__Task objective__. Repeat the full listing below verbatim and keep the images out.

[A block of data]
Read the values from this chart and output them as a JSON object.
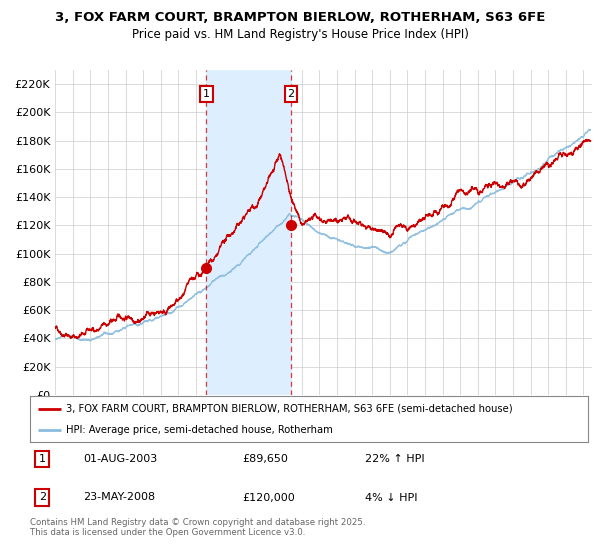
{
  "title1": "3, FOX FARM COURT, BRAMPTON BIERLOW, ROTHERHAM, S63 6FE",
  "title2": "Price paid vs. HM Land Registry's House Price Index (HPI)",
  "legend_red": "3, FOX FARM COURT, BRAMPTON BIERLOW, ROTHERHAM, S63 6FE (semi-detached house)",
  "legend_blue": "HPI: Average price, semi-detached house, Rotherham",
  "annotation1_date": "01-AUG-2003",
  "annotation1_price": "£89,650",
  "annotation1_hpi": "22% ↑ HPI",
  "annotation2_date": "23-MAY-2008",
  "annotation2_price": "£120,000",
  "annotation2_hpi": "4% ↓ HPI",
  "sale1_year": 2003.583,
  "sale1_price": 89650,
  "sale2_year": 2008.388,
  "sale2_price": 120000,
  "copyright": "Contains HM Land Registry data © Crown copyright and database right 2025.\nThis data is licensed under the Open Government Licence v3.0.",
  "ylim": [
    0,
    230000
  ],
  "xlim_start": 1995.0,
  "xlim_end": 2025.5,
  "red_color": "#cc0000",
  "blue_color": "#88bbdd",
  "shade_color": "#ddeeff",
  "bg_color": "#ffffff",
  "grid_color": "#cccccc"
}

__The reply__.
Read the values from this chart and output them as a JSON object.
{
  "title1": "3, FOX FARM COURT, BRAMPTON BIERLOW, ROTHERHAM, S63 6FE",
  "title2": "Price paid vs. HM Land Registry's House Price Index (HPI)",
  "legend_red": "3, FOX FARM COURT, BRAMPTON BIERLOW, ROTHERHAM, S63 6FE (semi-detached house)",
  "legend_blue": "HPI: Average price, semi-detached house, Rotherham",
  "annotation1_date": "01-AUG-2003",
  "annotation1_price": "£89,650",
  "annotation1_hpi": "22% ↑ HPI",
  "annotation2_date": "23-MAY-2008",
  "annotation2_price": "£120,000",
  "annotation2_hpi": "4% ↓ HPI",
  "sale1_year": 2003.583,
  "sale1_price": 89650,
  "sale2_year": 2008.388,
  "sale2_price": 120000,
  "copyright": "Contains HM Land Registry data © Crown copyright and database right 2025.\nThis data is licensed under the Open Government Licence v3.0.",
  "ylim": [
    0,
    230000
  ],
  "xlim_start": 1995.0,
  "xlim_end": 2025.5,
  "red_color": "#cc0000",
  "blue_color": "#88bbdd",
  "shade_color": "#ddeeff",
  "bg_color": "#ffffff",
  "grid_color": "#cccccc"
}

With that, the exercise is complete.